▸ **Stored entries**:
------------------------------------------------
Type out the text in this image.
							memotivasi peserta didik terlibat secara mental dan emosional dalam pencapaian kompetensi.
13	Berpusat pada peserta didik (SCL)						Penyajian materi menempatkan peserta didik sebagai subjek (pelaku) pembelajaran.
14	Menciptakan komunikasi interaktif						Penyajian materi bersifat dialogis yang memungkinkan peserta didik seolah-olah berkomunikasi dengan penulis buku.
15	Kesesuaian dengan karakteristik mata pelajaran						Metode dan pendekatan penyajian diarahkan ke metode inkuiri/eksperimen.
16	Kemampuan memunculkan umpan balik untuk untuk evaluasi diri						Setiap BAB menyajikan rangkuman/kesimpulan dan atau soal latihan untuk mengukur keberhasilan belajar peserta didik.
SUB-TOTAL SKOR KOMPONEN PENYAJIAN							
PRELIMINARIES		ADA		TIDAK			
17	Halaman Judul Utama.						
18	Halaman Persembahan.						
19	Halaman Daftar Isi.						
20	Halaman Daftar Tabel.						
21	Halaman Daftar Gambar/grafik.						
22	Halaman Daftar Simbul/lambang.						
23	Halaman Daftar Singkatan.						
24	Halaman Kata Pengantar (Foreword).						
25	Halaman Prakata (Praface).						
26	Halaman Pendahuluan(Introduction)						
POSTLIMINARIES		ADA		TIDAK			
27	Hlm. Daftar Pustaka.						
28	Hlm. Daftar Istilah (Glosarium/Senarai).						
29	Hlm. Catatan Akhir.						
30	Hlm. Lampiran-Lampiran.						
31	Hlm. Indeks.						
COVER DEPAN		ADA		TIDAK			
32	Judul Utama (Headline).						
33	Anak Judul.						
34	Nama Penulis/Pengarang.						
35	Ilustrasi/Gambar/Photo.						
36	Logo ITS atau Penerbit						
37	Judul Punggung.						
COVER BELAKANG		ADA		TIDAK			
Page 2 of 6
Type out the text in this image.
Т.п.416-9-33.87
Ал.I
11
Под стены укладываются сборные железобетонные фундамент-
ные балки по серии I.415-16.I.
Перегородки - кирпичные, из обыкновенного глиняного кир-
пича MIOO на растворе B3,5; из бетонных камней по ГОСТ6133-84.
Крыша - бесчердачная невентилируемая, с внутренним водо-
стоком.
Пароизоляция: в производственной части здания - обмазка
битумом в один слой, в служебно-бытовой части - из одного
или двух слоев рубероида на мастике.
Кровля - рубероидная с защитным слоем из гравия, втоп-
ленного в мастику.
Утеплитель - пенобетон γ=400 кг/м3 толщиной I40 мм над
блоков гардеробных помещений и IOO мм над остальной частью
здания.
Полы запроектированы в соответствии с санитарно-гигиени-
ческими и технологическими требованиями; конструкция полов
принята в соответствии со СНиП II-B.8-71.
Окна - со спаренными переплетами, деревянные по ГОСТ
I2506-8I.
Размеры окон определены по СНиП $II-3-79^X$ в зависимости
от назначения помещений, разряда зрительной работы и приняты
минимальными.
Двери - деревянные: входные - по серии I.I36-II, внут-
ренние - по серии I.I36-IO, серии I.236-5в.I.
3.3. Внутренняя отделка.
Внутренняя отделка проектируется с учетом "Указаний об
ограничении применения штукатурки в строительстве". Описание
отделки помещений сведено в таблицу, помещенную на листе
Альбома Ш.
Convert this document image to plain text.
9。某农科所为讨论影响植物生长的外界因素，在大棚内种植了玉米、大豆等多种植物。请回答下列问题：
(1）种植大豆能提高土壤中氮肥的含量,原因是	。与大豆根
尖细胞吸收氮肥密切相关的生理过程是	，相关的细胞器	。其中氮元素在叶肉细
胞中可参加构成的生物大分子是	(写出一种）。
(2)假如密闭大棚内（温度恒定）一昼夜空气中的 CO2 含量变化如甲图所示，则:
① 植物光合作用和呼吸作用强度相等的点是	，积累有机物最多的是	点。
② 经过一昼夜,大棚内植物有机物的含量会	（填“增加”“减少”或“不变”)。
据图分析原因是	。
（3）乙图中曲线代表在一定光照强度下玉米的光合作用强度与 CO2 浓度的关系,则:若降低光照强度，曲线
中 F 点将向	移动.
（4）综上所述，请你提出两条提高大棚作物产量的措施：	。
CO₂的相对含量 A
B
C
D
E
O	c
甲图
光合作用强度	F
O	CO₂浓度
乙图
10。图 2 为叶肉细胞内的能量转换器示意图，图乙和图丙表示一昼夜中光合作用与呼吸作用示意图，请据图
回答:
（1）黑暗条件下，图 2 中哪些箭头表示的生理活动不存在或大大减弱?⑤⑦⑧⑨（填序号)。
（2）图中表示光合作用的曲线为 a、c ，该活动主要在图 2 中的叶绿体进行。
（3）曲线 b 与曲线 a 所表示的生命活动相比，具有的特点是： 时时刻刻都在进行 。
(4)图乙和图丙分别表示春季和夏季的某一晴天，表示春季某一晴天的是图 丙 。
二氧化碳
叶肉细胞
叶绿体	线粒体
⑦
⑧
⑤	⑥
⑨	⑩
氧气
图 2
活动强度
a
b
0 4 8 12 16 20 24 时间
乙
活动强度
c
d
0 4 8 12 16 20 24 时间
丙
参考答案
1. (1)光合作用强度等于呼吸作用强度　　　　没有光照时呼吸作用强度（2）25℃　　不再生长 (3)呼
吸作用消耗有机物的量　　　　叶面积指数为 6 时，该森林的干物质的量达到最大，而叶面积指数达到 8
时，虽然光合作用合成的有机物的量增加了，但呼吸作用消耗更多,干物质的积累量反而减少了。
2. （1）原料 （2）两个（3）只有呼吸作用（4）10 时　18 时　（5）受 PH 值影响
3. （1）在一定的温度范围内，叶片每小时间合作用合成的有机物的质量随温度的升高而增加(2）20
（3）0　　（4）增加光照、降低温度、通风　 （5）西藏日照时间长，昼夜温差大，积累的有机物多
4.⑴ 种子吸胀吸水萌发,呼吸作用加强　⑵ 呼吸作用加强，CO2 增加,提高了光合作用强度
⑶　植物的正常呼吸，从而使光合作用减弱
------------------------------------------------
▸ **Exercise**: Tell how many lines above contain the word "atau". Give the number alone.

▸ **Reply to the task**: 2